*WHAT IS EXPECTED:*
For everything from the line containing "thread-connector-line [49,118,53,428]" down to the line containing "like-count: 262 [440,361,474,384]", swap "@thejaredbush" for "@jaredbush_official" and write those lines out again with nothing else changed.

(Visual layout annotation data)
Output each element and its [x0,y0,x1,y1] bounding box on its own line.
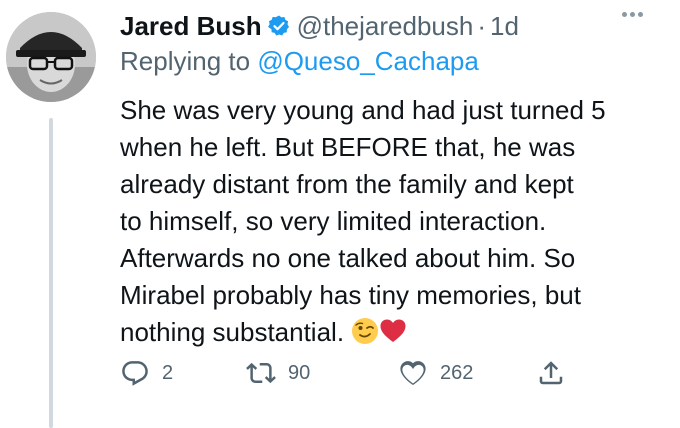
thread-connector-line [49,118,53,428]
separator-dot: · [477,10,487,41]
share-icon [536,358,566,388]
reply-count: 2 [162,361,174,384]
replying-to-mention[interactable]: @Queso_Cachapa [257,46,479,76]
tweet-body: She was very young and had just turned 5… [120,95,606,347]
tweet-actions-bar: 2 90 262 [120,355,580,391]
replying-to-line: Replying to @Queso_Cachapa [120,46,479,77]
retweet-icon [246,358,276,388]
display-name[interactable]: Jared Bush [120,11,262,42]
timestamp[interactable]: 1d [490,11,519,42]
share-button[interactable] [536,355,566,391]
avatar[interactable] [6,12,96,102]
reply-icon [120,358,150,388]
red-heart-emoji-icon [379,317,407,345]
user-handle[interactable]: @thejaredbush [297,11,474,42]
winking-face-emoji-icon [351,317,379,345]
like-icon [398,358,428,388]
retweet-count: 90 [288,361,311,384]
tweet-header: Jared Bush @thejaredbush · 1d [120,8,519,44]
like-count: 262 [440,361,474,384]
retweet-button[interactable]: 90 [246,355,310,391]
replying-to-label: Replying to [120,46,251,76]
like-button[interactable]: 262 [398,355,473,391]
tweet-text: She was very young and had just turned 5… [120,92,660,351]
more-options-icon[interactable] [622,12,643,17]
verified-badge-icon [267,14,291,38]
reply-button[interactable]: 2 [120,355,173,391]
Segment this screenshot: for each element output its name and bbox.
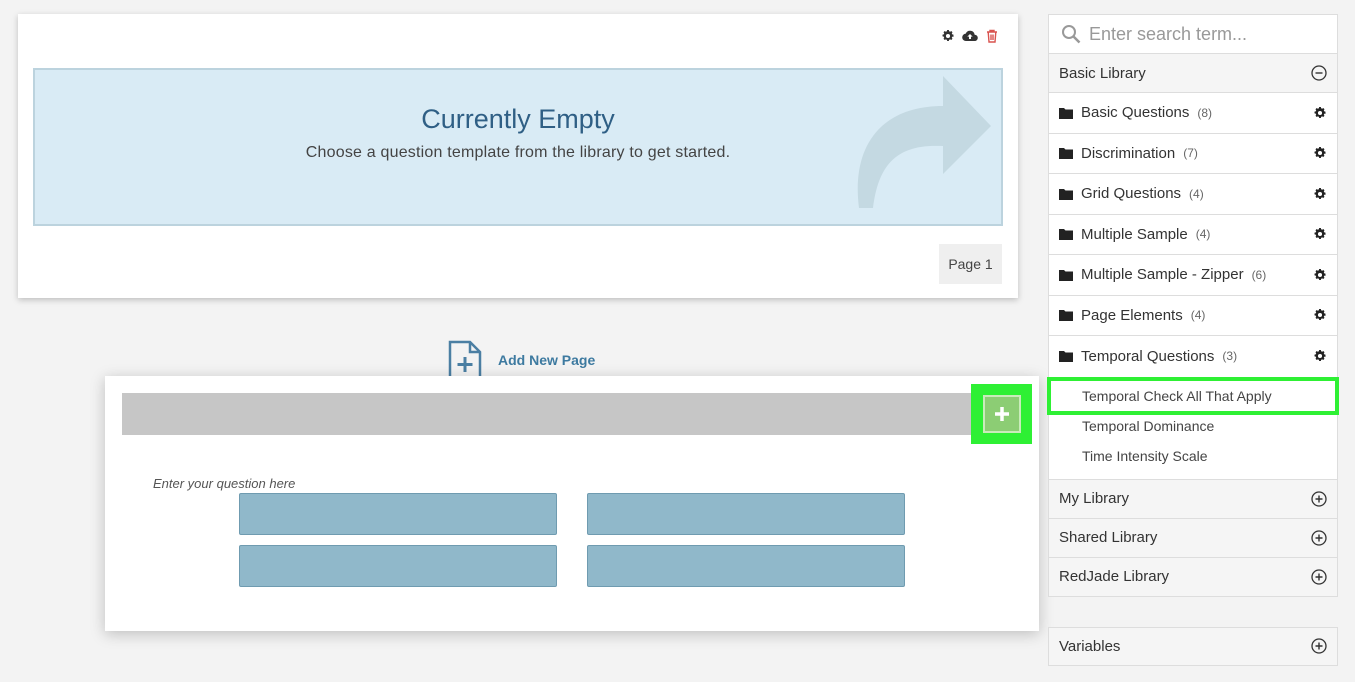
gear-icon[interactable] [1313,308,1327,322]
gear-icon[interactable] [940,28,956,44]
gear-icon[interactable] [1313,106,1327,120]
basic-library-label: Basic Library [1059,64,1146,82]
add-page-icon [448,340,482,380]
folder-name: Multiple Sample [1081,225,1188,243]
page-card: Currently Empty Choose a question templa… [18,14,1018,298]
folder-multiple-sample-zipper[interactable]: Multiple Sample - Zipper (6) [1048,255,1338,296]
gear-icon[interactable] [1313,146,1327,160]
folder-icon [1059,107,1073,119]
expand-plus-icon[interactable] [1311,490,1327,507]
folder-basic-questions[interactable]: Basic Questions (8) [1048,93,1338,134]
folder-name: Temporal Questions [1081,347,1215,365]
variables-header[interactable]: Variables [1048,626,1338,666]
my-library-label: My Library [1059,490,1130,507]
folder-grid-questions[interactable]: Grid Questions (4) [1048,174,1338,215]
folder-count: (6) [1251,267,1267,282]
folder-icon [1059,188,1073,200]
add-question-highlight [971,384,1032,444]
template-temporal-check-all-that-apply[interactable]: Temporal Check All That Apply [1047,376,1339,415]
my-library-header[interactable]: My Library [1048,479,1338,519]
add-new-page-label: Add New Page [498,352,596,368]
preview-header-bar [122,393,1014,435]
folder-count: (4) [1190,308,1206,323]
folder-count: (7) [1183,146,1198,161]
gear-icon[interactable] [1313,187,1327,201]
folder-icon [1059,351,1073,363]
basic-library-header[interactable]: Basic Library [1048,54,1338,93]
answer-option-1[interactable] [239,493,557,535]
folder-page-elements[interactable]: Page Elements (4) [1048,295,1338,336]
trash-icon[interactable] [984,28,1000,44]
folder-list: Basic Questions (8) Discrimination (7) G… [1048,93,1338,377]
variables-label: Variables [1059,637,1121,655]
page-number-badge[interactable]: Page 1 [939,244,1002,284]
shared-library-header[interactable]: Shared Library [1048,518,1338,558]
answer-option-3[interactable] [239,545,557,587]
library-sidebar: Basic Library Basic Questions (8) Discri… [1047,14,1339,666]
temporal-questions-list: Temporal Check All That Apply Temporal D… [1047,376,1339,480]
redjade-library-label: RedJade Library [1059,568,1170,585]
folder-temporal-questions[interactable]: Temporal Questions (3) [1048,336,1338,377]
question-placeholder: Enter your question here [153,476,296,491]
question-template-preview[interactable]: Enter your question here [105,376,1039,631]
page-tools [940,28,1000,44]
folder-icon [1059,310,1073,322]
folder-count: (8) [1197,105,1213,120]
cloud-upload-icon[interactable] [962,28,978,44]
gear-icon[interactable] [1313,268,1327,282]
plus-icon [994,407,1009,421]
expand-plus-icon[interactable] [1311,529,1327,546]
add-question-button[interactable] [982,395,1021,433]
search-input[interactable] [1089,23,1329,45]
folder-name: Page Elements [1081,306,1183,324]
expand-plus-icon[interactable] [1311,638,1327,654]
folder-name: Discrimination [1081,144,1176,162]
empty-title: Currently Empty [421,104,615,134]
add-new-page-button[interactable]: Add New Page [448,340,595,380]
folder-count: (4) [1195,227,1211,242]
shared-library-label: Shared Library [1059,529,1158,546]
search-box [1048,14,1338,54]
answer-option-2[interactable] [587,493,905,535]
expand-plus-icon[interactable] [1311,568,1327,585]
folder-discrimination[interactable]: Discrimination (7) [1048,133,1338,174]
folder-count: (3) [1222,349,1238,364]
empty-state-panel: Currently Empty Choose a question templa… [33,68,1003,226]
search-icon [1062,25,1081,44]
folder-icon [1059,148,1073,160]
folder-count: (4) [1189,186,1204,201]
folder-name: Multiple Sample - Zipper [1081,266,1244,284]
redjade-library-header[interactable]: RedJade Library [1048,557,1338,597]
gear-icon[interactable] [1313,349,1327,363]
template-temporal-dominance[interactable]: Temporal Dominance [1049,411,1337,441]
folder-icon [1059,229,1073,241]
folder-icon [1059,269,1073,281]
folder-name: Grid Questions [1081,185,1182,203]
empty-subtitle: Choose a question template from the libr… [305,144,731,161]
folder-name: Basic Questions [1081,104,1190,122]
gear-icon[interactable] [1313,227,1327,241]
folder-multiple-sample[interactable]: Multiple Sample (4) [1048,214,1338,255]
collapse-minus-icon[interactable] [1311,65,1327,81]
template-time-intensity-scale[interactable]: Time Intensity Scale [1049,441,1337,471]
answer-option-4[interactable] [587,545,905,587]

*ANSWER BELOW:*
thread-connector-line [49,118,53,428]
separator-dot: · [477,10,487,41]
share-icon [536,358,566,388]
reply-count: 2 [162,361,174,384]
replying-to-mention[interactable]: @Queso_Cachapa [257,46,479,76]
tweet-body: She was very young and had just turned 5… [120,95,606,347]
tweet-actions-bar: 2 90 262 [120,355,580,391]
replying-to-line: Replying to @Queso_Cachapa [120,46,479,77]
retweet-icon [246,358,276,388]
display-name[interactable]: Jared Bush [120,11,262,42]
timestamp[interactable]: 1d [490,11,519,42]
share-button[interactable] [536,355,566,391]
avatar[interactable] [6,12,96,102]
reply-icon [120,358,150,388]
red-heart-emoji-icon [379,317,407,345]
user-handle[interactable]: @jaredbush_official [297,11,474,42]
winking-face-emoji-icon [351,317,379,345]
like-icon [398,358,428,388]
retweet-count: 90 [288,361,311,384]
tweet-header: Jared Bush @jaredbush_official · 1d [120,8,519,44]
like-count: 262 [440,361,474,384]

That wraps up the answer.